Extract the full set of records that follows, word for word.

#### Data for processing

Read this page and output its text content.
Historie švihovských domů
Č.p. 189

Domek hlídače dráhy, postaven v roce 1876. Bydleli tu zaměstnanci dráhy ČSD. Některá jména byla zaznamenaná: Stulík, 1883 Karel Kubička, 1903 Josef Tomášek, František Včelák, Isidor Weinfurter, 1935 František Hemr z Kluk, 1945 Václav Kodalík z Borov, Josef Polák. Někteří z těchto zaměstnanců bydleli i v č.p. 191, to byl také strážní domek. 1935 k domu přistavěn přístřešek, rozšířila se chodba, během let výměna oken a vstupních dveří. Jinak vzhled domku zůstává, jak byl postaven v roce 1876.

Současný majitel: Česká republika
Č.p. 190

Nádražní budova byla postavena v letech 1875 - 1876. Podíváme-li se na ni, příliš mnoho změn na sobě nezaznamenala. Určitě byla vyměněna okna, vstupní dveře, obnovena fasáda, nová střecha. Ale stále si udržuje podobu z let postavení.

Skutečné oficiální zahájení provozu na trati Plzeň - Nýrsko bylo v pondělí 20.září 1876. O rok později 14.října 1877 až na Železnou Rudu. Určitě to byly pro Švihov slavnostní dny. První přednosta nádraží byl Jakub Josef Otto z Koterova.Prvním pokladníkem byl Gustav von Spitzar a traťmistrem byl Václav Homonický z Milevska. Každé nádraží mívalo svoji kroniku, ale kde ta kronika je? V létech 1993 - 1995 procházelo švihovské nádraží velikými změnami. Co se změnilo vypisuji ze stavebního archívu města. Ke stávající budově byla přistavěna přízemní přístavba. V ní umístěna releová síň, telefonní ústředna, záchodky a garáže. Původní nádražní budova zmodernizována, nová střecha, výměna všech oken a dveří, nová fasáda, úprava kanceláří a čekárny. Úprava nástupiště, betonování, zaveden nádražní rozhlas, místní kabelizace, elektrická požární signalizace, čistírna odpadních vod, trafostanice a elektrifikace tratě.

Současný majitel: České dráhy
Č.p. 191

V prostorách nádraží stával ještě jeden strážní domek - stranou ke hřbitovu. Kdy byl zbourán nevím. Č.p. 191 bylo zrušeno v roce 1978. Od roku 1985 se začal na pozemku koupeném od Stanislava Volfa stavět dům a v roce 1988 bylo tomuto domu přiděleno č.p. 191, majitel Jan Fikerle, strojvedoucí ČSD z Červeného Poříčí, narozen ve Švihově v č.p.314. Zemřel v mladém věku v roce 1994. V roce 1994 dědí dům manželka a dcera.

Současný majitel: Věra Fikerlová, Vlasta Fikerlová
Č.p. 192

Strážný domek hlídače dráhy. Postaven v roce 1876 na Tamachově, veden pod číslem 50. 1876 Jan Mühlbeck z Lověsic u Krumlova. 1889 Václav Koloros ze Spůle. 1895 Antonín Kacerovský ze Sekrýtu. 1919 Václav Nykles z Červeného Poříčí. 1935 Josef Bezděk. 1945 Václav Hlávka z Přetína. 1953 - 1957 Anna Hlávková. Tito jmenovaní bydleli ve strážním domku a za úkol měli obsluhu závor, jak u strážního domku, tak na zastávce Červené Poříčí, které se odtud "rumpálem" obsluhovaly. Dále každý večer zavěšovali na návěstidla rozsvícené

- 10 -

########

Final answer
Read this page and output its text content.
Historie švihovských domů
Č.p. 189

Domek hlídače dráhy, postaven v roce 1876. Bydleli tu zaměstnanci dráhy ČSD. Některá jména byla zaznamenaná: Stulík, 1883 Karel Kubička, 1903 Josef Tomášek, František Včelák, Isidor Weinfurter, 1935 František Hemr z Kluk, 1945 Václav Kodalík z Borov, Josef Polák. Někteří z těchto zaměstnanců bydleli i v č.p. 191, to byl také strážní domek. 1935 k domu přistavěn přístřešek, rozšířila se chodba, během let výměna oken a vstupních dveří. Jinak vzhled domku zůstává, jak byl postaven v roce 1876.

Současný majitel: Česká republika
Č.p. 190

Nádražní budova byla postavena v letech 1875 - 1876. Podíváme-li se na ni, příliš mnoho změn na sobě nezaznamenala. Určitě byla vyměněna okna, vstupní dveře, obnovena fasáda, nová střecha. Ale stále si udržuje podobu z let postavení.

Skutečné oficiální zahájení provozu na trati Plzeň - Nýrsko bylo v pondělí 20.září 1876. O rok později 14.října 1877 až na Železnou Rudu. Určitě to byly pro Švihov slavnostní dny. První přednosta nádraží byl Jakub Josef Otto z Koterova.Prvním pokladníkem byl Gustav von Spitzar a traťmistrem byl Václav Homonický z Milevska. Každé nádraží mívalo svoji kroniku, ale kde ta kronika je? V létech 1993 - 1995 procházelo švihovské nádraží velikými změnami. Co se změnilo vypisuji ze stavebního archívu města. Ke stávající budově byla přistavěna přízemní přístavba. V ní umístěna releová síň, telefonní ústředna, záchodky a garáže. Původní nádražní budova zmodernizována, nová střecha, výměna všech oken a dveří, nová fasáda, úprava kanceláří a čekárny. Úprava nástupiště, betonování, zaveden nádražní rozhlas, místní kabelizace, elektrická požární signalizace, čistírna odpadních vod, trafostanice a elektrifikace tratě.

Současný majitel: České dráhy
Č.p. 191

V prostorách nádraží stával ještě jeden strážní domek - stranou ke hřbitovu. Kdy byl zbourán nevím. Č.p. 191 bylo zrušeno v roce 1978. Od roku 1985 se začal na pozemku koupeném od Stanislava Volfa stavět dům a v roce 1988 bylo tomuto domu přiděleno č.p. 191, majitel Jan Fikerle, strojvedoucí ČSD z Červeného Poříčí, narozen ve Švihově v č.p.314. Zemřel v mladém věku v roce 1994. V roce 1994 dědí dům manželka a dcera.

Současný majitel: Věra Fikerlová, Vlasta Fikerlová
Č.p. 192

Strážný domek hlídače dráhy. Postaven v roce 1876 na Tamachově, veden pod číslem 50. 1876 Jan Mühlbeck z Lověsic u Krumlova. 1889 Václav Koloros ze Spůle. 1895 Antonín Kacerovský ze Sekrýtu. 1919 Václav Nykles z Červeného Poříčí. 1935 Josef Bezděk. 1945 Václav Hlávka z Přetína. 1953 - 1957 Anna Hlávková. Tito jmenovaní bydleli ve strážním domku a za úkol měli obsluhu závor, jak u strážního domku, tak na zastávce Červené Poříčí, které se odtud "rumpálem" obsluhovaly. Dále každý večer zavěšovali na návěstidla rozsvícené

- 10 -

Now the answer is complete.